* _Aim_:
Scan the listing below. Report each line that includes "than".

(Dataset items)
++++
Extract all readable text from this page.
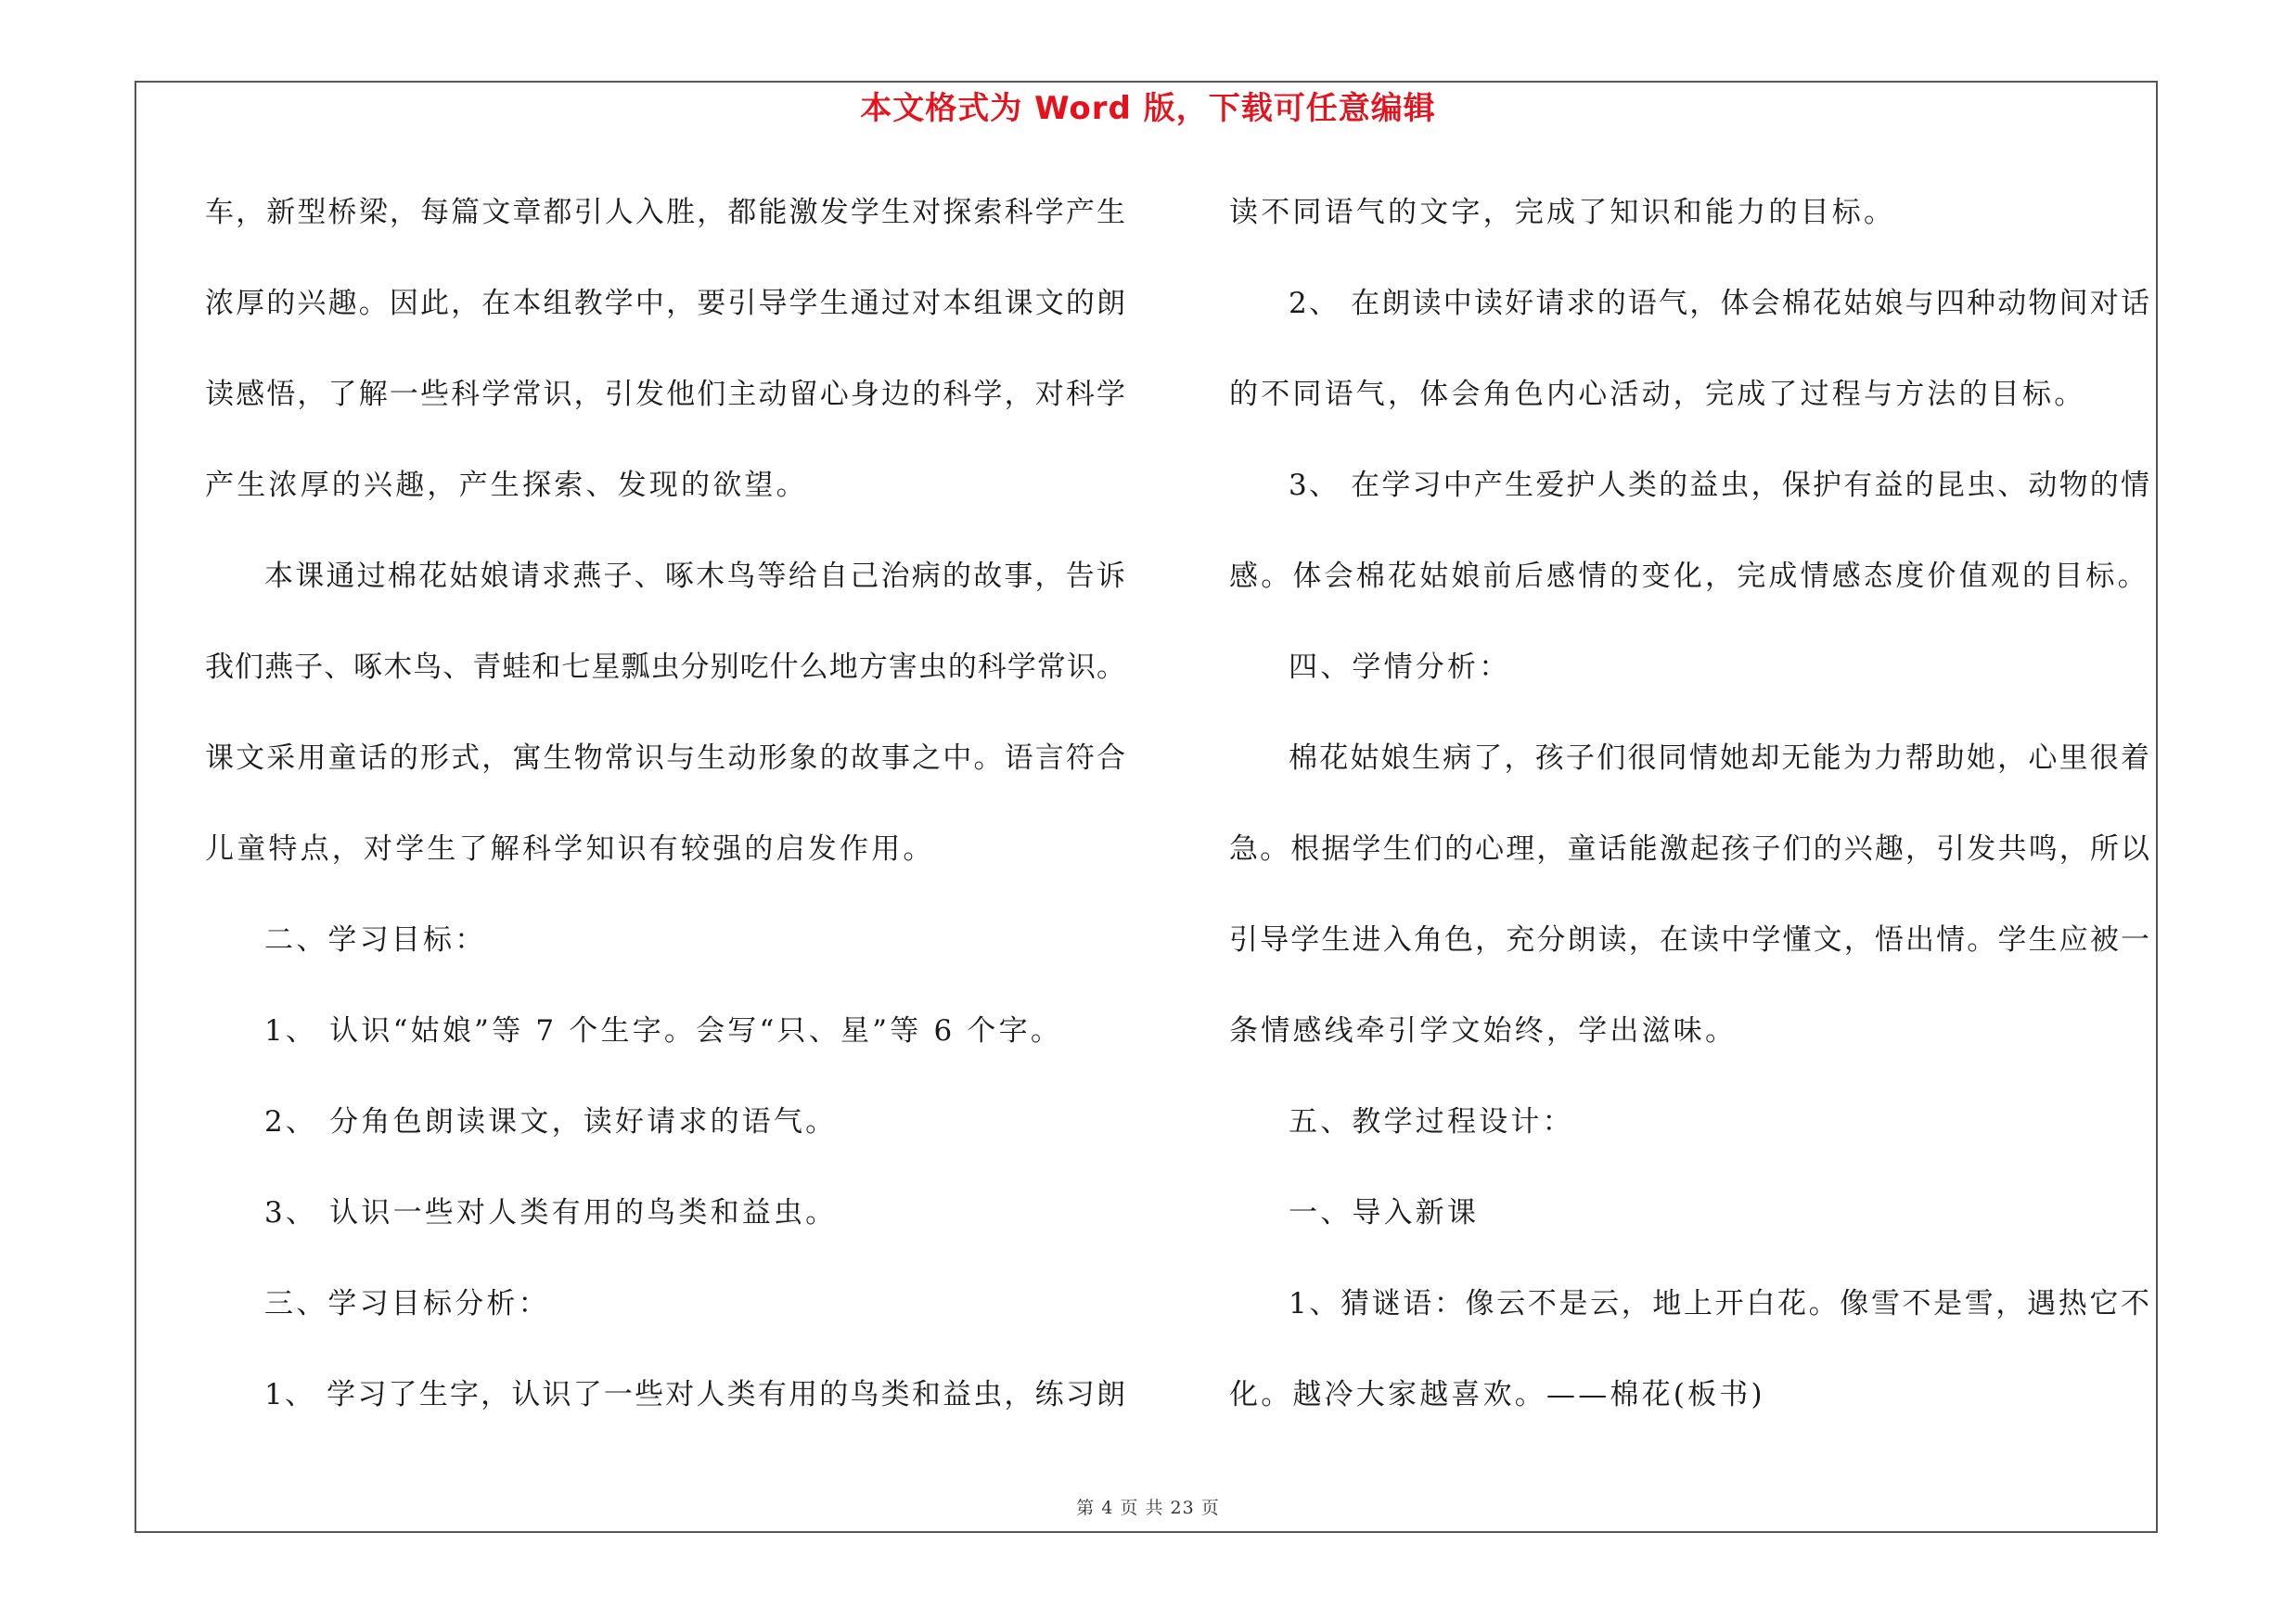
本文格式为 Word 版，下载可任意编辑
车，新型桥梁，每篇文章都引人入胜，都能激发学生对探索科学产生
浓厚的兴趣。因此，在本组教学中，要引导学生通过对本组课文的朗
读感悟，了解一些科学常识，引发他们主动留心身边的科学，对科学
产生浓厚的兴趣，产生探索、发现的欲望。
本课通过棉花姑娘请求燕子、啄木鸟等给自己治病的故事，告诉
我们燕子、啄木鸟、青蛙和七星瓢虫分别吃什么地方害虫的科学常识。
课文采用童话的形式，寓生物常识与生动形象的故事之中。语言符合
儿童特点，对学生了解科学知识有较强的启发作用。
二、学习目标：
1、 认识“姑娘”等 7 个生字。会写“只、星”等 6 个字。
2、 分角色朗读课文，读好请求的语气。
3、 认识一些对人类有用的鸟类和益虫。
三、学习目标分析：
1、 学习了生字，认识了一些对人类有用的鸟类和益虫，练习朗
读不同语气的文字，完成了知识和能力的目标。
2、 在朗读中读好请求的语气，体会棉花姑娘与四种动物间对话
的不同语气，体会角色内心活动，完成了过程与方法的目标。
3、 在学习中产生爱护人类的益虫，保护有益的昆虫、动物的情
感。体会棉花姑娘前后感情的变化，完成情感态度价值观的目标。
四、学情分析：
棉花姑娘生病了，孩子们很同情她却无能为力帮助她，心里很着
急。根据学生们的心理，童话能激起孩子们的兴趣，引发共鸣，所以
引导学生进入角色，充分朗读，在读中学懂文，悟出情。学生应被一
条情感线牵引学文始终，学出滋味。
五、教学过程设计：
一、导入新课
1、猜谜语：像云不是云，地上开白花。像雪不是雪，遇热它不
化。越冷大家越喜欢。——棉花(板书)
第 4 页 共 23 页
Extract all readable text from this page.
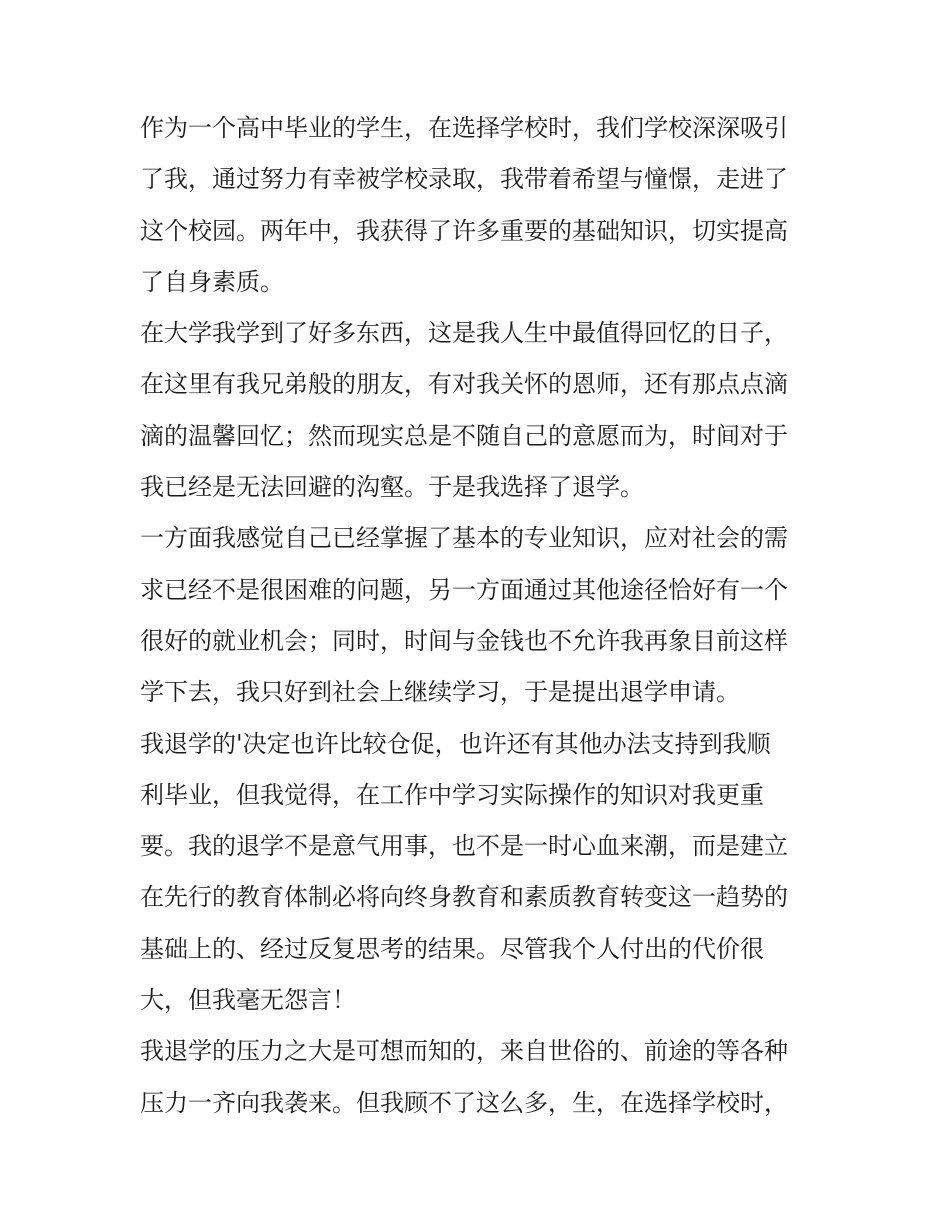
作为一个高中毕业的学生，在选择学校时，我们学校深深吸引
了我，通过努力有幸被学校录取，我带着希望与憧憬，走进了
这个校园。两年中，我获得了许多重要的基础知识，切实提高
了自身素质。
在大学我学到了好多东西，这是我人生中最值得回忆的日子，
在这里有我兄弟般的朋友，有对我关怀的恩师，还有那点点滴
滴的温馨回忆；然而现实总是不随自己的意愿而为，时间对于
我已经是无法回避的沟壑。于是我选择了退学。
一方面我感觉自己已经掌握了基本的专业知识，应对社会的需
求已经不是很困难的问题，另一方面通过其他途径恰好有一个
很好的就业机会；同时，时间与金钱也不允许我再象目前这样
学下去，我只好到社会上继续学习，于是提出退学申请。
我退学的'决定也许比较仓促，也许还有其他办法支持到我顺
利毕业，但我觉得，在工作中学习实际操作的知识对我更重
要。我的退学不是意气用事，也不是一时心血来潮，而是建立
在先行的教育体制必将向终身教育和素质教育转变这一趋势的
基础上的、经过反复思考的结果。尽管我个人付出的代价很
大，但我毫无怨言！
我退学的压力之大是可想而知的，来自世俗的、前途的等各种
压力一齐向我袭来。但我顾不了这么多，生，在选择学校时，
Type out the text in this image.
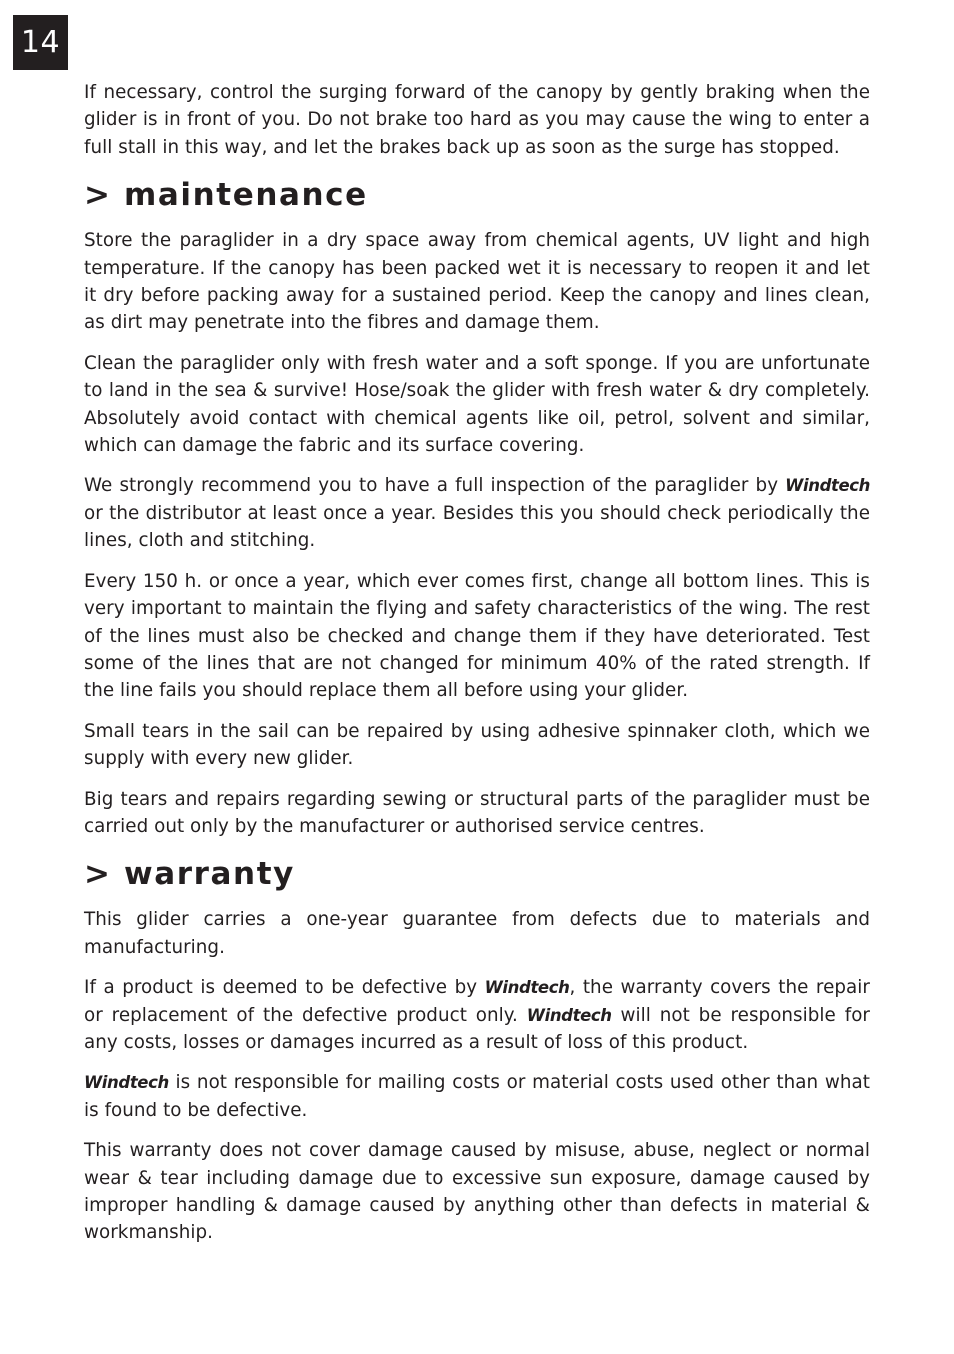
14

If necessary, control the surging forward of the canopy by gently braking when the glider is in front of you. Do not brake too hard as you may cause the wing to enter a full stall in this way, and let the brakes back up as soon as the surge has stopped.

> maintenance

Store the paraglider in a dry space away from chemical agents, UV light and high temperature. If the canopy has been packed wet it is necessary to reopen it and let it dry before packing away for a sustained period. Keep the canopy and lines clean, as dirt may penetrate into the fibres and damage them.

Clean the paraglider only with fresh water and a soft sponge. If you are unfortunate to land in the sea & survive! Hose/soak the glider with fresh water & dry completely. Absolutely avoid contact with chemical agents like oil, petrol, solvent and similar, which can damage the fabric and its surface covering.

We strongly recommend you to have a full inspection of the paraglider by Windtech or the distributor at least once a year. Besides this you should check periodically the lines, cloth and stitching.

Every 150 h. or once a year, which ever comes first, change all bottom lines. This is very important to maintain the flying and safety characteristics of the wing. The rest of the lines must also be checked and change them if they have deteriorated. Test some of the lines that are not changed for minimum 40% of the rated strength. If the line fails you should replace them all before using your glider.

Small tears in the sail can be repaired by using adhesive spinnaker cloth, which we supply with every new glider.

Big tears and repairs regarding sewing or structural parts of the paraglider must be carried out only by the manufacturer or authorised service centres.

> warranty

This glider carries a one-year guarantee from defects due to materials and manufacturing.

If a product is deemed to be defective by Windtech, the warranty covers the repair or replacement of the defective product only. Windtech will not be responsible for any costs, losses or damages incurred as a result of loss of this product.

Windtech is not responsible for mailing costs or material costs used other than what is found to be defective.

This warranty does not cover damage caused by misuse, abuse, neglect or normal wear & tear including damage due to excessive sun exposure, damage caused by improper handling & damage caused by anything other than defects in material & workmanship.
++++
* _Response_:
Windtech is not responsible for mailing costs or material costs used other than what is found to be defective.
This warranty does not cover damage caused by misuse, abuse, neglect or normal wear & tear including damage due to excessive sun exposure, damage caused by improper handling & damage caused by anything other than defects in material & workmanship.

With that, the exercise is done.